Task 1
Say whether each statement below agrees with the thread on lowering a mic. Answer yes or no for each, and quote the words of the thread that decide it.
(a) When not in use, the mic hangs above the stage in the off position.
(b) Sasquatch is willing to pay $285.00 for a motorized cable reel.
(c) Footer says the auto stop would have to be disabled for a motorized setup to work.
Task 2
Write out the passage of the thread on lowering a mic between "I have done" and "it would work.", inclusive.

Selection
# Lowering Mic from upper deck



## Sasquatch (Apr 1, 2010)

I have a Shure 55S (old boxing ring style) mic that I have on a pull down wheel mic cable I made . Using the housing for a retractable extension cord I removed the cord and replaced it with mic cable and mounted above the ceiling. I plugged the mic in and it hangs above the stage in the off position. When I want to use for certain visual effects I have to reach up with a hook and pull it within reach then pull it down by hand. Pretty cool effect. Then when I am done I simply release it toward the ceiling and the retractable cable pulls it back up. My question is. I would like to do this with a motor of some kind and a foot switch. Click the switch mic lowers. Click switch lowering stops. Use mic. click switch mic raises back up to desired height then click switch to stop motor. Repeat when needed. Any ideas? I'm looking at different electrical motors. Just thought I would post here in case someone has come across such a setup. I'm thinking like you would see at Madison Square Garden during a boxing match. I believe those are hand lowered not sure. Trying to achieve that effect. Thanks for any help.


----------



## Bobby (Apr 1, 2010)

Cool Idea. I think I would still have the cable roll up into gather in the retraceable extension cord thing, but instead would you be able to fix a motor at the bottom of it? It could pull the cord out and then feed it back in. There is one problem I could see and that is an auto lock on the retraceable cord.

Hope this gets you some ideas, Im just thinking out load.


----------



## Footer (Apr 2, 2010)

I have done this in a theatre before but we just attached the mic to a lineset and flew it in. 

Motorised cable reals do exist. Something like this. It would be possible to wire up and mount a small motor with a traction/wheel drive to the reel you have now. You would have to disable the auto stop, but it would work.


----------



## Sasquatch (Apr 2, 2010)

I was thinking of still using the wheel I have and attaching a small forward/reverse motor to it. You can detatch the locking mechanism on the wheel. Just have to come up with a design. I looked at the motorized cable. That would be great if I could find one used or even for free. Limited budget and don't want to spend $285.00 for it. Thanks for the tip though. I'll start asking around maybe someone has an old one in their shop somewhere.


----------



## FatherMurphy (Apr 3, 2010)

You could also rig the mic to lower using some curtain track - attach a pulley to the master carrier, and a fixed pulley center stage, with the cable running from the jack, around the moving pulley, and back to the fixed pulley. Pull the carrier offstage, the mic goes up, move the carrier onstage, the mic goes down (assuming it's heavy enough). The bonus is that you don't have to deal with wipers and rings to pass the audio signal, like with a winch or reel setup.


----------

Data supplied
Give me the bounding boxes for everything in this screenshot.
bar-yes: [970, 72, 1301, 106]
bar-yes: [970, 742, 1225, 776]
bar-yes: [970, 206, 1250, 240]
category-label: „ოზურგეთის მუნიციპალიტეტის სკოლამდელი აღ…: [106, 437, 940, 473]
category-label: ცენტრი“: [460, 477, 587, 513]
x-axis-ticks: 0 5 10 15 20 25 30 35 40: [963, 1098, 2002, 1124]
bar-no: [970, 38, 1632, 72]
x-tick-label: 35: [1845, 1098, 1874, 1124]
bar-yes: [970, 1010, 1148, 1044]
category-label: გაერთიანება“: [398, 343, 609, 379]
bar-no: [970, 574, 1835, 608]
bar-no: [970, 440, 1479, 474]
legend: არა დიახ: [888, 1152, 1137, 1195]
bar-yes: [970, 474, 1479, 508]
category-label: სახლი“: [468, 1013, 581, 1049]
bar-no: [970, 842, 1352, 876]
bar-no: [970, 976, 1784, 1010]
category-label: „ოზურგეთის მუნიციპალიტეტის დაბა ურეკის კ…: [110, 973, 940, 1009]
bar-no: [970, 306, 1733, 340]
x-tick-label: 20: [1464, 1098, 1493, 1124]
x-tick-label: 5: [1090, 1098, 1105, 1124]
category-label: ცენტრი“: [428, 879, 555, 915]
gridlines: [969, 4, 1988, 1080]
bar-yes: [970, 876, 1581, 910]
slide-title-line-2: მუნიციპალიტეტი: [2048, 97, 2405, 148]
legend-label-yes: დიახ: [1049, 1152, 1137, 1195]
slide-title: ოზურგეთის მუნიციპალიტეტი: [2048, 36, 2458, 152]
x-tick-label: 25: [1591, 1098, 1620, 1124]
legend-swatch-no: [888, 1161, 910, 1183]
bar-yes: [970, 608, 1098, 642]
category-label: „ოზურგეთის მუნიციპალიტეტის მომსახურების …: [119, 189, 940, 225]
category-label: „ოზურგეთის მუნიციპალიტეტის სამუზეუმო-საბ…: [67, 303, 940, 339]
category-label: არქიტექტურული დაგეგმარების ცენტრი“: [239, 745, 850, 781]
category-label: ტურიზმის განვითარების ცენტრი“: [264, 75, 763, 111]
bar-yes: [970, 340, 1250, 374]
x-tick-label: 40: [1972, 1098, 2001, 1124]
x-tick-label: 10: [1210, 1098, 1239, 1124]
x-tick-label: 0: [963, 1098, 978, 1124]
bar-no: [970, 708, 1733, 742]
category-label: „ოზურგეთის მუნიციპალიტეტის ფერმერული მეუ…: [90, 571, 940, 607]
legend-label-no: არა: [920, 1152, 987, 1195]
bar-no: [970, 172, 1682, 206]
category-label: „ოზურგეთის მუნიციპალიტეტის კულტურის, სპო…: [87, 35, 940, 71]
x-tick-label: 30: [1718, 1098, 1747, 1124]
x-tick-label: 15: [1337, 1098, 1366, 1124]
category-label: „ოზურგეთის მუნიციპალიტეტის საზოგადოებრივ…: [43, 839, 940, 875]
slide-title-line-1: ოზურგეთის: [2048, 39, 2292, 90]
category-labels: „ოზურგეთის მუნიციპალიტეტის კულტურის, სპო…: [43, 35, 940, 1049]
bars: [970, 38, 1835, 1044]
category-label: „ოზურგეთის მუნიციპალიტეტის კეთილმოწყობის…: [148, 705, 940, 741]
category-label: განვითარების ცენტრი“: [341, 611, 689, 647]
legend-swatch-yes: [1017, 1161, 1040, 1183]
---
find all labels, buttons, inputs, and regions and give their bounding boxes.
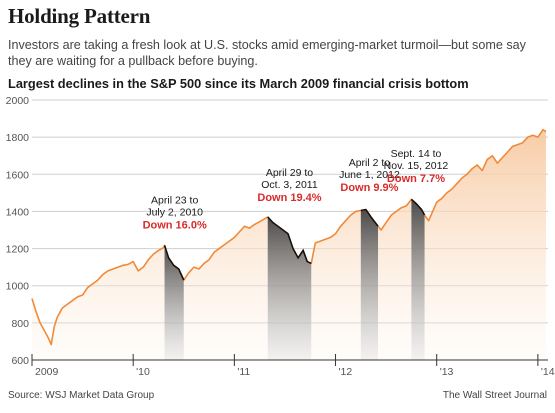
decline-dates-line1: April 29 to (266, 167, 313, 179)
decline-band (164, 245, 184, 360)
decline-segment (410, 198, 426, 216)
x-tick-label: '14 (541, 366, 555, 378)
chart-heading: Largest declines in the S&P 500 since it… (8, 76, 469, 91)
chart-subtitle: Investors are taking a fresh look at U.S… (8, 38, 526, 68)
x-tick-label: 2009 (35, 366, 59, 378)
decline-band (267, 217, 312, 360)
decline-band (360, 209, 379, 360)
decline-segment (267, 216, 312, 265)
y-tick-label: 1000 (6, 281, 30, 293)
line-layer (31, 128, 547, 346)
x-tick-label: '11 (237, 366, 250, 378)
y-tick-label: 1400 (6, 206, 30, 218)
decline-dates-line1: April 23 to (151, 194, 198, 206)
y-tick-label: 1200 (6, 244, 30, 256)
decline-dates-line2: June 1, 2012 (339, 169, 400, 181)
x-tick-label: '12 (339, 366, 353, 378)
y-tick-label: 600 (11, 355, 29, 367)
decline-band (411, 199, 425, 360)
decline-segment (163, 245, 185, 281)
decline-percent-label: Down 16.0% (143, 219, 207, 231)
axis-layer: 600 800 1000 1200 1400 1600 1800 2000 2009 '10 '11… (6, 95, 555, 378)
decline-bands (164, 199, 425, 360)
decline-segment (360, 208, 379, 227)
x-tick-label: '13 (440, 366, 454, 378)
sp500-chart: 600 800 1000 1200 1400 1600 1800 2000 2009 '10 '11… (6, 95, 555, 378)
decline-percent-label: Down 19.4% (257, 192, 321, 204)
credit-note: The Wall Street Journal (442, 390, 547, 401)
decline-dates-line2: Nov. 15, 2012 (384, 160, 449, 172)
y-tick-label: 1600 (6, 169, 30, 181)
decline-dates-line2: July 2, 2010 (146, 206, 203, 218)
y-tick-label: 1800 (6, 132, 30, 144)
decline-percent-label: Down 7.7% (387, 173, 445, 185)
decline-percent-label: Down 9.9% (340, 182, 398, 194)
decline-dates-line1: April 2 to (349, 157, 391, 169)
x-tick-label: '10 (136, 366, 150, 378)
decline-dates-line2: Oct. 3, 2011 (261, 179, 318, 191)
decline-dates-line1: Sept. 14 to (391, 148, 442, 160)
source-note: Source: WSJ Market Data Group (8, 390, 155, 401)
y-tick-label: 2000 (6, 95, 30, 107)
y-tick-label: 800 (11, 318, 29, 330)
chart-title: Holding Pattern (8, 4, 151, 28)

Complete answer 1
(a) Yes: "it hangs above the stage in the off position."
(b) No: "Limited budget and don't want to spend $285.00 for it."
(c) Yes: "You would have to disable the auto stop, but it would work."

Complete answer 2
I have done this in a theatre before but we just attached the mic to a lineset and flew it in. 

Motorised cable reals do exist. Something like this. It would be possible to wire up and mount a small motor with a traction/wheel drive to the reel you have now. You would have to disable the auto stop, but it would work.